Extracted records
◇ ◇ ◇

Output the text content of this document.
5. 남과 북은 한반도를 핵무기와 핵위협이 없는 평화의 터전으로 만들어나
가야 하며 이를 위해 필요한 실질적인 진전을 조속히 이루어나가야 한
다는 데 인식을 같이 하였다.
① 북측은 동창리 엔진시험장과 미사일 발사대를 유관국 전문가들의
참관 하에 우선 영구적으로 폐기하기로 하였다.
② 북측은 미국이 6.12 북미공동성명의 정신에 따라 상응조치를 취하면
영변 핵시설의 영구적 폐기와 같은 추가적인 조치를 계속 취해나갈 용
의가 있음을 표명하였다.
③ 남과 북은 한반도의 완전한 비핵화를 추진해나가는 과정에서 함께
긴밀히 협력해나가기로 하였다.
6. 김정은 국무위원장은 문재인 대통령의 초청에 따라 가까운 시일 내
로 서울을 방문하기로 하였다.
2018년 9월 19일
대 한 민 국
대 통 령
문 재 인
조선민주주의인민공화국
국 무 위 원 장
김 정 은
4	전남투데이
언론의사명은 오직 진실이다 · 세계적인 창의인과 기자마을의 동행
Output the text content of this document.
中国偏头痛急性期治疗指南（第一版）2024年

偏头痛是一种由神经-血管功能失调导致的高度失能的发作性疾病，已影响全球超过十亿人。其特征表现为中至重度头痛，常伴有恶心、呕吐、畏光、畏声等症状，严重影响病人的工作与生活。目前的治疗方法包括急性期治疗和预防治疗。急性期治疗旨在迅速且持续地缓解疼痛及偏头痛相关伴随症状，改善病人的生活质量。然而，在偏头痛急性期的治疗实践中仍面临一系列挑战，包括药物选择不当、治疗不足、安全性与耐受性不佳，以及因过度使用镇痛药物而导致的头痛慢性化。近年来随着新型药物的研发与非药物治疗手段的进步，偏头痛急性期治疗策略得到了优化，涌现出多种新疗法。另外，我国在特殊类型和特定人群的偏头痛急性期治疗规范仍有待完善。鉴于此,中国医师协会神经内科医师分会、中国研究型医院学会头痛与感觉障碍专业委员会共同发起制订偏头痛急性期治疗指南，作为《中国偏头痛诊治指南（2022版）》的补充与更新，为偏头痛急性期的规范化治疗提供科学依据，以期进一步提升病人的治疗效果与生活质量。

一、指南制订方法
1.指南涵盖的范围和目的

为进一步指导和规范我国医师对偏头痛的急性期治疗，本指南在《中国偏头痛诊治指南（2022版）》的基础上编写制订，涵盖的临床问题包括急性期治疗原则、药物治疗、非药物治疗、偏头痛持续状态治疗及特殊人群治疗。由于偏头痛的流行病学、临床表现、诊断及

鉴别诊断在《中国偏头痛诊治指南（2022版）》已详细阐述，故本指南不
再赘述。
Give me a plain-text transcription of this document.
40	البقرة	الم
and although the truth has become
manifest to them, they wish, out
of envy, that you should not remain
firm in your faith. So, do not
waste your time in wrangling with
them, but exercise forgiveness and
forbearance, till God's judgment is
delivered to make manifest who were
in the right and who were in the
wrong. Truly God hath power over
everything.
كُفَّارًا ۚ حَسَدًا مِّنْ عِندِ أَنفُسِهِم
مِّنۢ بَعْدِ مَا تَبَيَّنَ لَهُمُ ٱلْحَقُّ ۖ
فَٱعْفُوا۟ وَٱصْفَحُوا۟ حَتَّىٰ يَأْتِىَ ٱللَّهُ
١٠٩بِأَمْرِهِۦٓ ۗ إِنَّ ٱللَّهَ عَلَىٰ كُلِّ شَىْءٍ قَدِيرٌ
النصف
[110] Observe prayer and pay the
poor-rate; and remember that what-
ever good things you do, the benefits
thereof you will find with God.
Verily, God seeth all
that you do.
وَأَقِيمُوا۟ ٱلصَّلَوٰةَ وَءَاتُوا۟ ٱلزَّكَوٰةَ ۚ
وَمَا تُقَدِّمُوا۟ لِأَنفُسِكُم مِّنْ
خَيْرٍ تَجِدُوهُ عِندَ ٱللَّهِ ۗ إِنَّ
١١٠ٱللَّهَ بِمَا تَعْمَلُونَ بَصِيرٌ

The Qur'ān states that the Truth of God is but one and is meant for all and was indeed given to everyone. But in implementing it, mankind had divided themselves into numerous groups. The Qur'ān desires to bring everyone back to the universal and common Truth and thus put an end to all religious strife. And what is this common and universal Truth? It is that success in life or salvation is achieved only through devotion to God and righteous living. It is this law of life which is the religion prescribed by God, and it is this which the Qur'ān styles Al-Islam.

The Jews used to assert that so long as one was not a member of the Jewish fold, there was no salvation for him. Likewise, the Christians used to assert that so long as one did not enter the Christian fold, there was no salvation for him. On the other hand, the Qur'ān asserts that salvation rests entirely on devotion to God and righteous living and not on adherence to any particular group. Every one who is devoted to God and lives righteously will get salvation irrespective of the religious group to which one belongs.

◇ ◇ ◇

- Problem statement
Above are entries; state the number of lines among them that contain "living", and nothing else.

- Exercise response
2